AVAILABLE DATA
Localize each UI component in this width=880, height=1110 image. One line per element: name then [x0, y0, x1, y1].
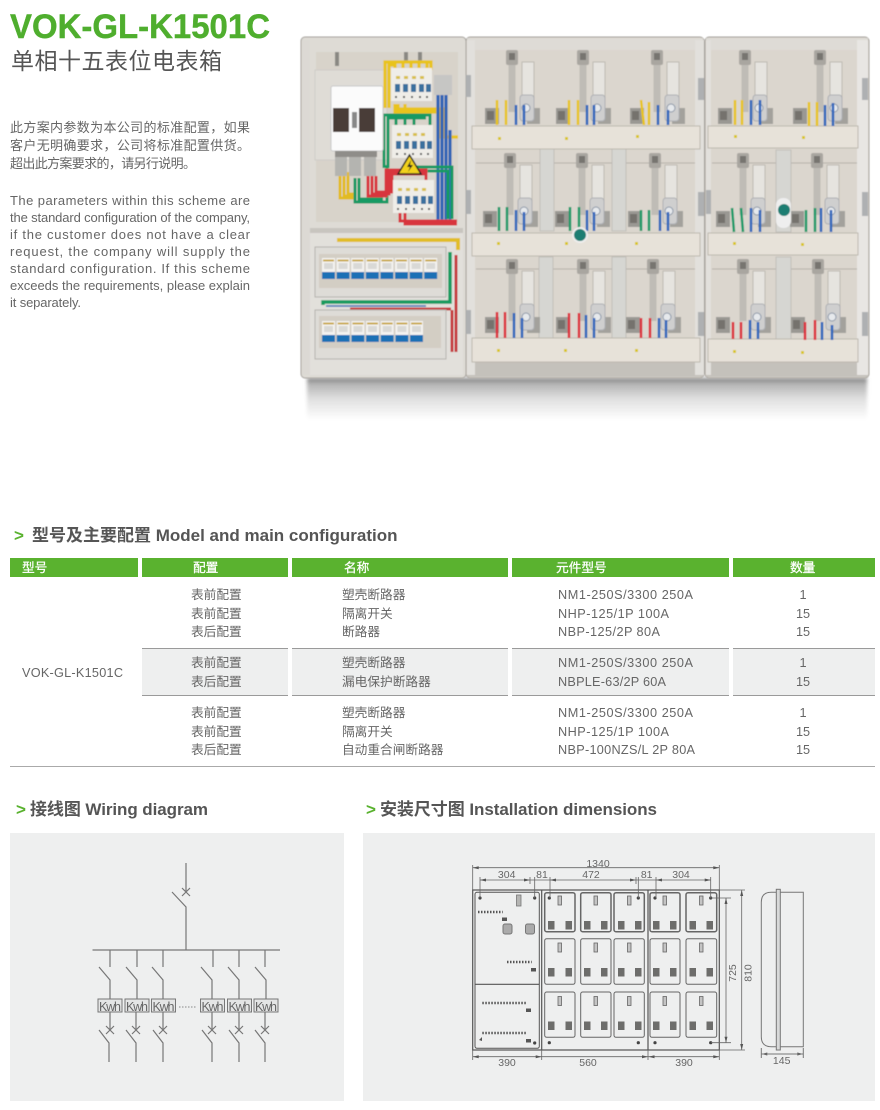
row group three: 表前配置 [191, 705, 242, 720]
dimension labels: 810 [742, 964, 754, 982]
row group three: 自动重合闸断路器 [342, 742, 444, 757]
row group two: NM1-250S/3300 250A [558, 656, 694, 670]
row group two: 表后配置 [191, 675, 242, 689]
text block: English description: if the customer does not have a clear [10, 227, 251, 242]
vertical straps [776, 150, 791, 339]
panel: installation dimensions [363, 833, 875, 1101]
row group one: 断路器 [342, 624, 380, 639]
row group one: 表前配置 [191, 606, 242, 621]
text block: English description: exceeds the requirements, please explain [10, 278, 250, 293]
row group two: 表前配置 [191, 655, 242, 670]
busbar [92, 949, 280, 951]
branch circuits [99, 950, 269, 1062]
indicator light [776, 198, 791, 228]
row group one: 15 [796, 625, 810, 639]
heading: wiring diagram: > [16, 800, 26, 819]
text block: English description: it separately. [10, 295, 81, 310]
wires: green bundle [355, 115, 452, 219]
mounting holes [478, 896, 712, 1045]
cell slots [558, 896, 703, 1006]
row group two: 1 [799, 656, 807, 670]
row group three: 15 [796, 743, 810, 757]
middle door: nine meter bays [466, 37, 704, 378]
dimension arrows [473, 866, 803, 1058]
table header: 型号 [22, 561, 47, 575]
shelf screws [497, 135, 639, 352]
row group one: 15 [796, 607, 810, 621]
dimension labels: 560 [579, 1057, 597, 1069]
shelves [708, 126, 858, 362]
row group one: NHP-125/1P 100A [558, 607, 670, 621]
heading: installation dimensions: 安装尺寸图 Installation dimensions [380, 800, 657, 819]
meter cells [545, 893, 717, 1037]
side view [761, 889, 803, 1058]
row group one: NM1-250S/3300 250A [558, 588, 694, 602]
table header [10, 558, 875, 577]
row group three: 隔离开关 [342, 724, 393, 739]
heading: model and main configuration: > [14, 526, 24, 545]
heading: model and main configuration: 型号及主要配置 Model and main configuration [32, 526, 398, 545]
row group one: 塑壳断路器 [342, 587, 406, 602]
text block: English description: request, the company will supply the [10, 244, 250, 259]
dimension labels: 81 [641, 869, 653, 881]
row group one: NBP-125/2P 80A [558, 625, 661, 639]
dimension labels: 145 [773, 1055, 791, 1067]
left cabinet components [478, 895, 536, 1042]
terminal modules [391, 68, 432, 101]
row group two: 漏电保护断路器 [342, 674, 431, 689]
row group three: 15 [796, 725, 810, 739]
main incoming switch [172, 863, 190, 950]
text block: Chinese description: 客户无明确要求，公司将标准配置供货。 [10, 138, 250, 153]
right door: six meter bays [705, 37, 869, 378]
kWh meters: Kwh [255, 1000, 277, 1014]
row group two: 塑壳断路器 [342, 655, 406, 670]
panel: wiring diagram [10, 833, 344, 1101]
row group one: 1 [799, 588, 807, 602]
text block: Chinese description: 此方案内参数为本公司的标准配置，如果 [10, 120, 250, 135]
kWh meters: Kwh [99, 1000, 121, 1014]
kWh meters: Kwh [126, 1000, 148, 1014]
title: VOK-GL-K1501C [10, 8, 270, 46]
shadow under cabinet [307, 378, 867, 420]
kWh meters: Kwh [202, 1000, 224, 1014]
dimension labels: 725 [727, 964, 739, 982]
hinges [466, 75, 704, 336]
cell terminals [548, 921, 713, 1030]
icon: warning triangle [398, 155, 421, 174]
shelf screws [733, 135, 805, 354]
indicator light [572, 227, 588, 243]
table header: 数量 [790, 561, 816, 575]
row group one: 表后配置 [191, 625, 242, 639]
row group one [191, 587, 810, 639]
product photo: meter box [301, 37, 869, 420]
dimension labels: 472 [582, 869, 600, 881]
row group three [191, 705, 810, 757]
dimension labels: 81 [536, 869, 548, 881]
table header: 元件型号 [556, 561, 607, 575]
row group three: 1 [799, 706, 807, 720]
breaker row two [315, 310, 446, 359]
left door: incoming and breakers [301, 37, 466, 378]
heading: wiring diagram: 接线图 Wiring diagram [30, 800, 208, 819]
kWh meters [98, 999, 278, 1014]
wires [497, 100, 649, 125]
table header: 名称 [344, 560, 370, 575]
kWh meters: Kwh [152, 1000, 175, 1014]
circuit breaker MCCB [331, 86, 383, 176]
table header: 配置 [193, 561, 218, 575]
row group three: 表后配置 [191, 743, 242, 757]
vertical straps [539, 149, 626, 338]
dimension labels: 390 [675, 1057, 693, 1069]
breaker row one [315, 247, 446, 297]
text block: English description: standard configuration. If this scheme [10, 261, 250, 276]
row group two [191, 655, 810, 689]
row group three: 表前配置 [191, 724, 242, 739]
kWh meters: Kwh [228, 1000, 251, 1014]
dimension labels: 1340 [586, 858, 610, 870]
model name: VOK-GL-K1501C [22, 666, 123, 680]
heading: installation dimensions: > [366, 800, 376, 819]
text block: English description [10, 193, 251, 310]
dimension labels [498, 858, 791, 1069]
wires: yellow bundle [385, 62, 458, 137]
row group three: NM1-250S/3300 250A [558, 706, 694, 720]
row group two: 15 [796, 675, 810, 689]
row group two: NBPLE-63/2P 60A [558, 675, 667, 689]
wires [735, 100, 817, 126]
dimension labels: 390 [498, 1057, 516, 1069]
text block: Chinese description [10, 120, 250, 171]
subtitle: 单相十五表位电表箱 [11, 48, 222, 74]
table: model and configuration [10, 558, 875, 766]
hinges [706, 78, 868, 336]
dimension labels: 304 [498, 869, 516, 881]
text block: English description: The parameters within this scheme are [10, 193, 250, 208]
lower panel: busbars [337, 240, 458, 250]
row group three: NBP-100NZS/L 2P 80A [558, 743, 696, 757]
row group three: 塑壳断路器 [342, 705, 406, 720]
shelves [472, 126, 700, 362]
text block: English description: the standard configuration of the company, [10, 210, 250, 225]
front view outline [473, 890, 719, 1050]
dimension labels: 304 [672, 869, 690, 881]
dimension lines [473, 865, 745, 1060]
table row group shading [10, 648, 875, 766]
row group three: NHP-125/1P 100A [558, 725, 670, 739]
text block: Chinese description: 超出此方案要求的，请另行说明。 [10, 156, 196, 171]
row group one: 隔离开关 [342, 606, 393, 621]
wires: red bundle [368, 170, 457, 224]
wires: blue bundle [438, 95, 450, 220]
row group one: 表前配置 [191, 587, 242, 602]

--

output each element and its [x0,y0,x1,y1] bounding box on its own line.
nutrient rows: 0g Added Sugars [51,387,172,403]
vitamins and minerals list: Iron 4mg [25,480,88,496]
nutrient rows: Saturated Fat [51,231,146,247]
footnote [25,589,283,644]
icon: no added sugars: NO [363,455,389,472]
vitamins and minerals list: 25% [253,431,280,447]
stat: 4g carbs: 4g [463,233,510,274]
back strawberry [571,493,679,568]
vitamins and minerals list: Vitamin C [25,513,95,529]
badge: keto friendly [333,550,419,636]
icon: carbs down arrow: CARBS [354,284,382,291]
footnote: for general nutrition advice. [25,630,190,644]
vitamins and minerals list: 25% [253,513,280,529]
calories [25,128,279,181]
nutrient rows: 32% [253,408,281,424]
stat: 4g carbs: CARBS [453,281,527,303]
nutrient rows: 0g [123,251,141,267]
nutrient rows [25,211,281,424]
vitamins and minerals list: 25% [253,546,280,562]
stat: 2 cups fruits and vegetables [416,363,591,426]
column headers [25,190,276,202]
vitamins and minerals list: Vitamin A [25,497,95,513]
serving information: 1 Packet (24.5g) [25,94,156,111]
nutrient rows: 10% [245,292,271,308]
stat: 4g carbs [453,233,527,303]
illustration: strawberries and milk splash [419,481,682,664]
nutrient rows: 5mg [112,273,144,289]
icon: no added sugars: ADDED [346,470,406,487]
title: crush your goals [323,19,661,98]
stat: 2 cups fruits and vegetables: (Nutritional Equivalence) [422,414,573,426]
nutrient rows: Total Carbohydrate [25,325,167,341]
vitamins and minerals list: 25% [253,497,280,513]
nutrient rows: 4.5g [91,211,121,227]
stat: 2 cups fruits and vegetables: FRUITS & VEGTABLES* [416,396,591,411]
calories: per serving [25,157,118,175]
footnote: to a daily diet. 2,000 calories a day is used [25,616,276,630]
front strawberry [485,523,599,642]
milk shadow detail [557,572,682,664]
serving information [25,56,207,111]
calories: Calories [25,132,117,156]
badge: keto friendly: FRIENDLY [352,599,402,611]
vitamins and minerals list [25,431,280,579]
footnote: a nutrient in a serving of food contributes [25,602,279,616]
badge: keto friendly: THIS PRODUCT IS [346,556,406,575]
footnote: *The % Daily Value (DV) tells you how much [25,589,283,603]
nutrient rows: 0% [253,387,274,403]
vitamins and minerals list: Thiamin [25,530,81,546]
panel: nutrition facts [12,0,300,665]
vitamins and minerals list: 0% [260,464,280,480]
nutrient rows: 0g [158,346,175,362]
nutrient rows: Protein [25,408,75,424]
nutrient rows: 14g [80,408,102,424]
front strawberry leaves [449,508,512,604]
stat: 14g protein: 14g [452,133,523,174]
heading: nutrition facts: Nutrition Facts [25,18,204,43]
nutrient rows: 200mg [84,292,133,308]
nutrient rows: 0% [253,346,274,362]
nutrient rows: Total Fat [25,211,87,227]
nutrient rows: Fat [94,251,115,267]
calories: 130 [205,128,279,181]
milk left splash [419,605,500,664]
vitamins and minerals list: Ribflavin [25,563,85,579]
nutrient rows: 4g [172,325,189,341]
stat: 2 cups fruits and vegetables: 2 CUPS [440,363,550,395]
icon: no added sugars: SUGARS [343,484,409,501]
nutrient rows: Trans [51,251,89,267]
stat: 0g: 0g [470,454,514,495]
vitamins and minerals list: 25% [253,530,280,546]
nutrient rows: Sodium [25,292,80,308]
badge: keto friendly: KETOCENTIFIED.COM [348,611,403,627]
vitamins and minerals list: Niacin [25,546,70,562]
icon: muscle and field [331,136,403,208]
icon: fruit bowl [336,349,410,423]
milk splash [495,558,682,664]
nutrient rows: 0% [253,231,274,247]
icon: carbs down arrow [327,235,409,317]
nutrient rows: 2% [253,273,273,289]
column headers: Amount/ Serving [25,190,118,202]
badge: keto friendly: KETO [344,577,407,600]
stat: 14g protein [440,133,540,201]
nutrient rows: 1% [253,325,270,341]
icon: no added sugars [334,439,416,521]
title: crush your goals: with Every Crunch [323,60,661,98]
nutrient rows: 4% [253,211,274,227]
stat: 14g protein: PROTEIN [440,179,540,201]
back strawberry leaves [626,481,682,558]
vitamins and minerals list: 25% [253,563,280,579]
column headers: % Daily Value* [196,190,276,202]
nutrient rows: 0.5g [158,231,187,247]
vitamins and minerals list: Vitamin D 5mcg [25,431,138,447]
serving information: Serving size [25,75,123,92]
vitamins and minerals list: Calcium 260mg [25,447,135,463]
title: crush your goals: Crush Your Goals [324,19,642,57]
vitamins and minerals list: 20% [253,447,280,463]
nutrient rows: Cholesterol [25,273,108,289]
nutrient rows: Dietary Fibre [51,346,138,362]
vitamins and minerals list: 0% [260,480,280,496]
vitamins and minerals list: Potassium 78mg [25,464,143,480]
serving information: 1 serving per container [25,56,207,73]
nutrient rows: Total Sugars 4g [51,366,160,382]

TASK PROMPT
Go through the entries. Report every line that contains the word "dimensions".

REPLY
panel: installation dimensions [363, 833, 875, 1101]
heading: installation dimensions: 安装尺寸图 Installation dimensions [380, 800, 657, 819]
heading: installation dimensions: > [366, 800, 376, 819]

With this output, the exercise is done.